**AUFGABE A**.
Schreib die folgenden Zeilen aus den Datensätzen Wort für Wort ab: Fang bei der Zeile mit "What elements are" an und hör nach der Zeile mit "front-camera-icon (1821, 891, 1830, 900)" auf. Lass die Bilder dabei weg.

**VORGEGEBENER TEXT**.
====

Das Bankgeheimnis soll laut Urs Roth die Kundschaft, nicht die Banken schützen. Keystone

Die Kritiker des Bankgeheimnisses werden auch in der Schweiz immer lauter und zahlreicher. Urs Ph. Roth, Geschäftsleiter der Bankiervereinigung, gehört nicht zu ihnen. Im Interview erklärt er, weshalb er am Schutz der Bankkundendaten festhält.

swissinfo.ch: Das Thema Bankgeheimnis wird in der Schweiz breit diskutiert. Manch einer fragt sich, was verliere ich als normaler Bürger, normaler Steuerzahler, wenn das Bankgeheimnis fallen sollte?

Urs Ph. Roth: Das Bankgeheimnis wird nicht fallen. Der Schutz der Privatsphäre bleibt gewahrt. In der Schweiz verändert sich nichts.

Bei Strafuntersuchungen, bei kriminellen Taten wird es aufgehoben. So auch bei Steuerbetrug, also hauptsächlich bei der Fälschung von Dokumenten zwecks der Vermeidung von Steuern. In der Schweiz wird das Bankgeheimnis bei Steuerhinterziehung nicht aufgehoben.

swissinfo.ch: Wie profitiere ich als Normalbürger vom Bankgeheimnis?

U. Ph. R.: Es gibt mir als ehrlichem Bürger den Schutz meiner Privatsphäre auf dem finanziellen Gebiet. Eine Behörde muss eine Untersuchung in einer strafrechtlichen oder steuerstrafrechtlichen Angelegenheit führen, damit das Bankgeheimnis aufgehoben werden kann.

swissinfo.ch: In letzter Zeit hat sogar Finanzminister Hans-Rudolf Merz an ein reduziertes Bankgeheimnis zu denken gewagt.

U. Ph. R.: Die Schweiz hat gegenüber ausländischen Steuerpflichtigen eine Eingrenzung des Schutzes des Bankgeheimnis gemacht, indem in Amtshilfegesuchen künftig auch das Bankgeheimnis für Steuerhinterziehungsdelikte aufgehoben werden kann.

In der Schweiz selber ist letztlich im politischen Betrieb zu diskutieren, ob auch im Inland etwas geändert werden soll. Unseres Erachtens besteht dazu kein Anlass. Denn im Rahmen unseres Rechtssystems ist es sinnwidrig, die Steuerhinterziehung hier auch noch zu kriminalisieren. Dafür gibt es andere Massnahmen.

====

**VORHANDENE DATEN**.
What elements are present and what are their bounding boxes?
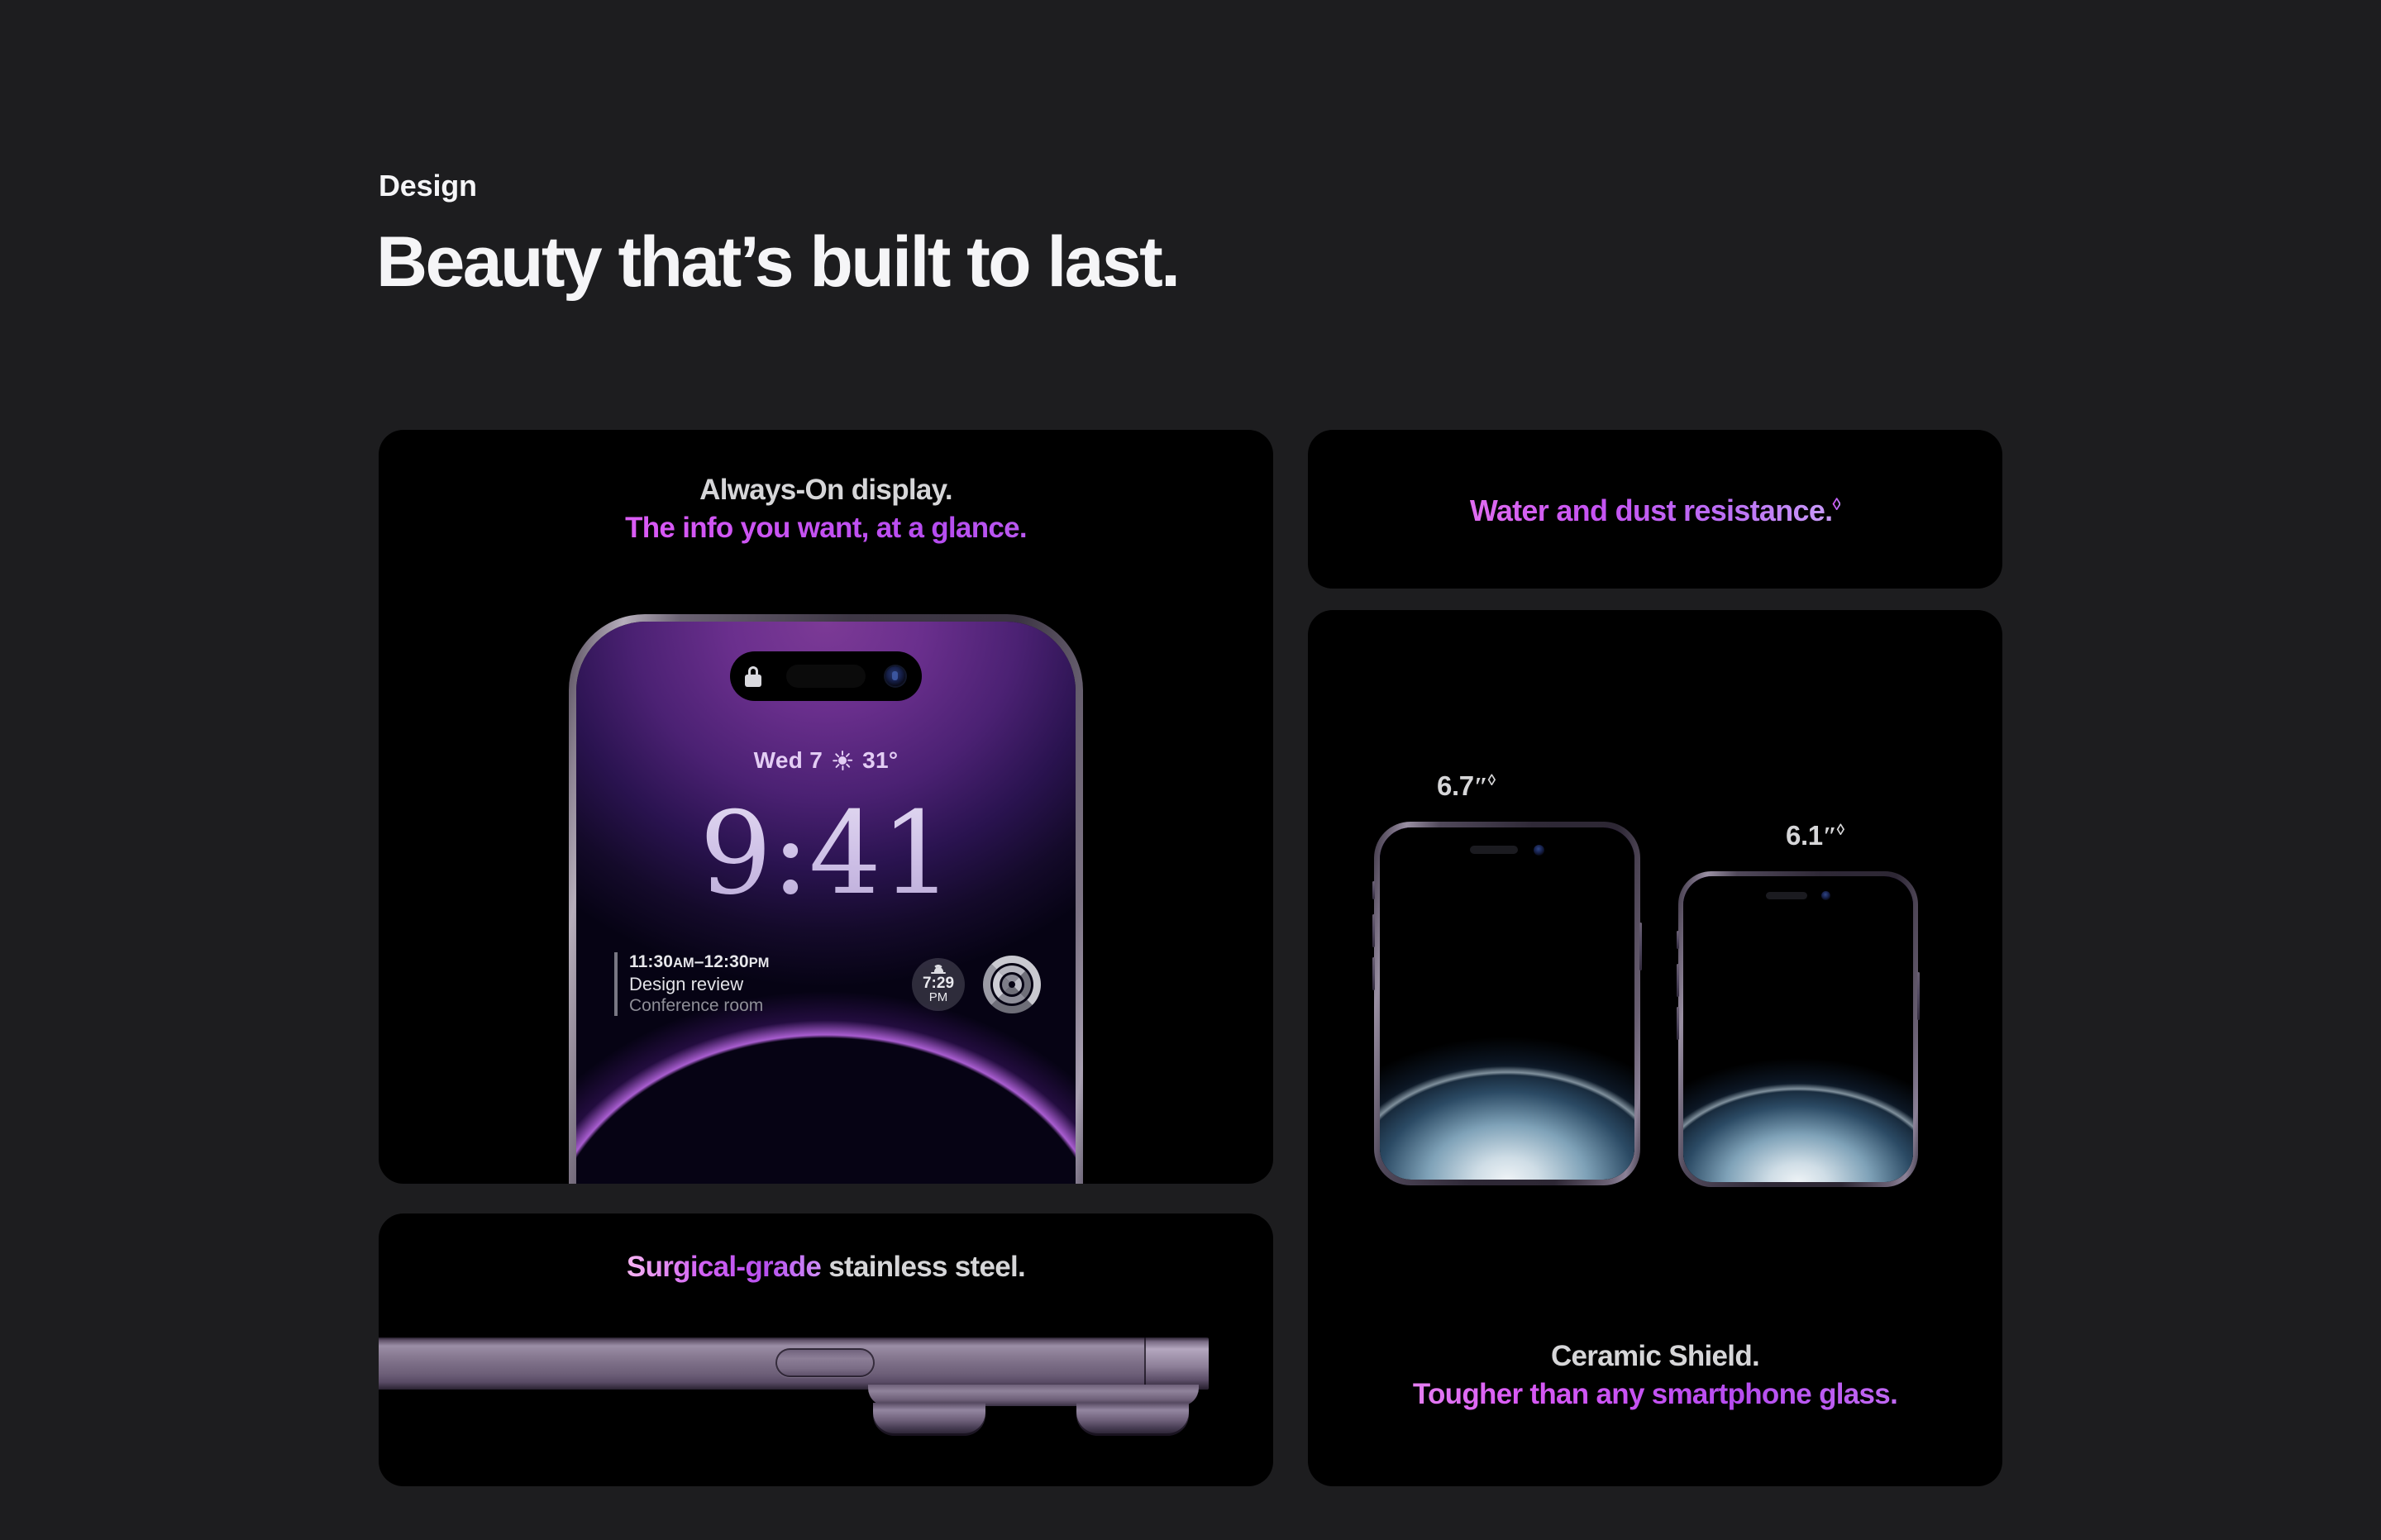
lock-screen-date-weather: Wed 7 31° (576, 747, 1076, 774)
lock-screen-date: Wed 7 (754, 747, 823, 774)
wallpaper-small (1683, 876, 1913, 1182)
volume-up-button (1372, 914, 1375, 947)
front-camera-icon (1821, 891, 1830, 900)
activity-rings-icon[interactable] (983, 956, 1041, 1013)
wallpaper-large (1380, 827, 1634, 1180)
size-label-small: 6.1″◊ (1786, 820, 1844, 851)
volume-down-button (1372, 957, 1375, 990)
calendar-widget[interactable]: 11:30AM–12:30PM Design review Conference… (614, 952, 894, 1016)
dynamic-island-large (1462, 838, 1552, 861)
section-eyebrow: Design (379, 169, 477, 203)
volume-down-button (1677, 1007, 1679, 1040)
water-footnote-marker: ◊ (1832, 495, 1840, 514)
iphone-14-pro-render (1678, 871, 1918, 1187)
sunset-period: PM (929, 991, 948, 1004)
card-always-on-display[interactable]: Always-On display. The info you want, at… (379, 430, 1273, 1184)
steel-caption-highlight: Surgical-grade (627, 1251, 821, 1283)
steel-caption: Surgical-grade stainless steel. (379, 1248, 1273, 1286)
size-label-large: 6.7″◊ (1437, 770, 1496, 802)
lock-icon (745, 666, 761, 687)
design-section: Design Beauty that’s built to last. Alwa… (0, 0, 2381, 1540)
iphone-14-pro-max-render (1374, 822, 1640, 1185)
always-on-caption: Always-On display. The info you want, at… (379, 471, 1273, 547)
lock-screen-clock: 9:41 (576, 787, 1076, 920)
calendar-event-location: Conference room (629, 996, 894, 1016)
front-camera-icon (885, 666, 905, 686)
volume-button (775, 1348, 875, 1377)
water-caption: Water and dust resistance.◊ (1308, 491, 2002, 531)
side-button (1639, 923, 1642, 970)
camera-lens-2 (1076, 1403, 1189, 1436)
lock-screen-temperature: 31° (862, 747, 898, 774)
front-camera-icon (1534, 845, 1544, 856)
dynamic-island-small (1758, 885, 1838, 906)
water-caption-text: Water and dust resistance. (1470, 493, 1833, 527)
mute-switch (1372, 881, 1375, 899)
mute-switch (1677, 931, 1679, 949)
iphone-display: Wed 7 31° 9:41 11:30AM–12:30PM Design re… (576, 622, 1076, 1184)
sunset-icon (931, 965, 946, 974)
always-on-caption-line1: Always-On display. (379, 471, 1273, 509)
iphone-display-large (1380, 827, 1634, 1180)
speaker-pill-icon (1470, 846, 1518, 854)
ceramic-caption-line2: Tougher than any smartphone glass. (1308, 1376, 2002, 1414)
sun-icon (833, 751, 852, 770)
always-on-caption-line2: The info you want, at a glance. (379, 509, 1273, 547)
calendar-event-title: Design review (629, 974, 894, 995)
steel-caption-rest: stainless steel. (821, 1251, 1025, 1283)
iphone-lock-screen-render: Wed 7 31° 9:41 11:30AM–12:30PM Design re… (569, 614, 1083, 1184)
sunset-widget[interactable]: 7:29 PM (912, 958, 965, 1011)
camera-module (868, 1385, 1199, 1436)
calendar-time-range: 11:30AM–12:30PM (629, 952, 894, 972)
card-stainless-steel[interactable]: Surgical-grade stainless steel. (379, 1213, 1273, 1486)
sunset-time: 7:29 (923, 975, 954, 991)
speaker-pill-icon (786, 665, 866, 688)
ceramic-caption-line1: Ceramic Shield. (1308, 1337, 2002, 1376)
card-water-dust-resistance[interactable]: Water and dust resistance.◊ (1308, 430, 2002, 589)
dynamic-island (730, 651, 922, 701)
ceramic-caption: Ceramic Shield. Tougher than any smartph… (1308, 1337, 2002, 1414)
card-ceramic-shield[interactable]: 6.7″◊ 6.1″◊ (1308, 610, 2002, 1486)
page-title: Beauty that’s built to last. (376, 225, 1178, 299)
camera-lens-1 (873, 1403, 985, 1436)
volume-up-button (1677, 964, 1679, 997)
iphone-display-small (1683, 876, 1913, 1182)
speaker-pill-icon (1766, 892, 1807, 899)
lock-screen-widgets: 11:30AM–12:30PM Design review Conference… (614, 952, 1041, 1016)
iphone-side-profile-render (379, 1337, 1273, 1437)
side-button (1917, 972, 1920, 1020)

====

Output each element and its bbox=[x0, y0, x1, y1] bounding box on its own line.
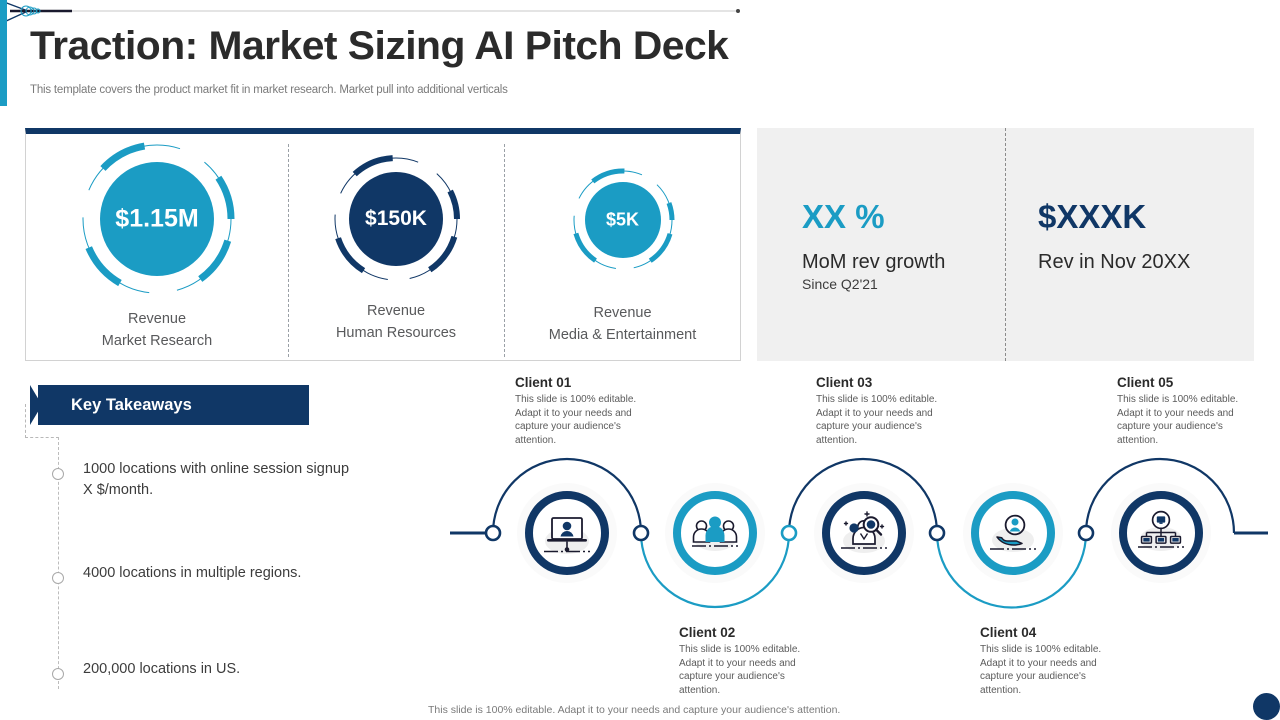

====

**AUFGABE B**.
Welche Stelle hat Urs Ph. Roth laut dem Interview zum Bankgeheimnis?

**VOLLSTÄNDIGE ANTWORT A**.
What elements are present and what are their bounding boxes?
lock-screen-date-weather: Wed 7 31° (576, 747, 1076, 774)
lock-screen-date: Wed 7 (754, 747, 823, 774)
wallpaper-small (1683, 876, 1913, 1182)
volume-up-button (1372, 914, 1375, 947)
front-camera-icon (1821, 891, 1830, 900)

**VOLLSTÄNDIGE ANTWORT B**.
Er ist Geschäftsleiter der Bankiervereinigung.